To be done:
Images are excluded; otherwise, output every record exactly.

________________

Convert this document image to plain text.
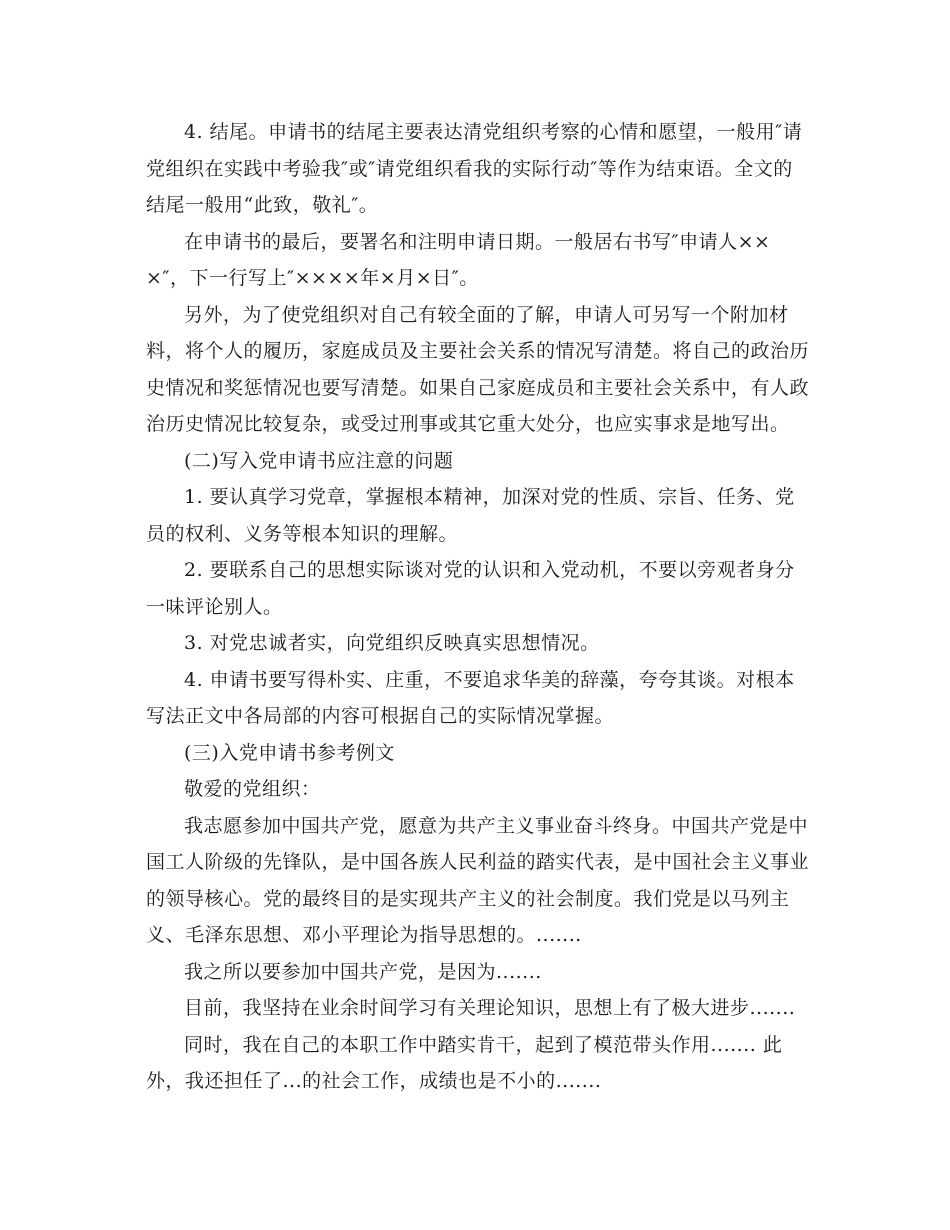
4. 结尾。申请书的结尾主要表达清党组织考察的心情和愿望，一般用″请党组织在实践中考验我″或″请党组织看我的实际行动″等作为结束语。全文的结尾一般用“此致，敬礼″。

在申请书的最后，要署名和注明申请日期。一般居右书写″申请人×××″，下一行写上″××××年×月×日″。

另外，为了使党组织对自己有较全面的了解，申请人可另写一个附加材料，将个人的履历，家庭成员及主要社会关系的情况写清楚。将自己的政治历史情况和奖惩情况也要写清楚。如果自己家庭成员和主要社会关系中，有人政治历史情况比较复杂，或受过刑事或其它重大处分，也应实事求是地写出。

(二)写入党申请书应注意的问题

1. 要认真学习党章，掌握根本精神，加深对党的性质、宗旨、任务、党员的权利、义务等根本知识的理解。

2. 要联系自己的思想实际谈对党的认识和入党动机，不要以旁观者身分一味评论别人。

3. 对党忠诚者实，向党组织反映真实思想情况。

4. 申请书要写得朴实、庄重，不要追求华美的辞藻，夸夸其谈。对根本写法正文中各局部的内容可根据自己的实际情况掌握。

(三)入党申请书参考例文

敬爱的党组织：

我志愿参加中国共产党，愿意为共产主义事业奋斗终身。中国共产党是中国工人阶级的先锋队，是中国各族人民利益的踏实代表，是中国社会主义事业的领导核心。党的最终目的是实现共产主义的社会制度。我们党是以马列主义、毛泽东思想、邓小平理论为指导思想的。.......

我之所以要参加中国共产党，是因为.......

目前，我坚持在业余时间学习有关理论知识，思想上有了极大进步.......

同时，我在自己的本职工作中踏实肯干，起到了模范带头作用....... 此外，我还担任了...的社会工作，成绩也是不小的.......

________________

Task answer:
Convert this document image to plain text.
4. 结尾。申请书的结尾主要表达清党组织考察的心情和愿望，一般用″请党组织在实践中考验我″或″请党组织看我的实际行动″等作为结束语。全文的结尾一般用“此致，敬礼″。

在申请书的最后，要署名和注明申请日期。一般居右书写″申请人×××″，下一行写上″××××年×月×日″。

另外，为了使党组织对自己有较全面的了解，申请人可另写一个附加材料，将个人的履历，家庭成员及主要社会关系的情况写清楚。将自己的政治历史情况和奖惩情况也要写清楚。如果自己家庭成员和主要社会关系中，有人政治历史情况比较复杂，或受过刑事或其它重大处分，也应实事求是地写出。

(二)写入党申请书应注意的问题

1. 要认真学习党章，掌握根本精神，加深对党的性质、宗旨、任务、党员的权利、义务等根本知识的理解。

2. 要联系自己的思想实际谈对党的认识和入党动机，不要以旁观者身分一味评论别人。

3. 对党忠诚者实，向党组织反映真实思想情况。

4. 申请书要写得朴实、庄重，不要追求华美的辞藻，夸夸其谈。对根本写法正文中各局部的内容可根据自己的实际情况掌握。

(三)入党申请书参考例文

敬爱的党组织：

我志愿参加中国共产党，愿意为共产主义事业奋斗终身。中国共产党是中国工人阶级的先锋队，是中国各族人民利益的踏实代表，是中国社会主义事业的领导核心。党的最终目的是实现共产主义的社会制度。我们党是以马列主义、毛泽东思想、邓小平理论为指导思想的。.......

我之所以要参加中国共产党，是因为.......

目前，我坚持在业余时间学习有关理论知识，思想上有了极大进步.......

同时，我在自己的本职工作中踏实肯干，起到了模范带头作用....... 此外，我还担任了...的社会工作，成绩也是不小的.......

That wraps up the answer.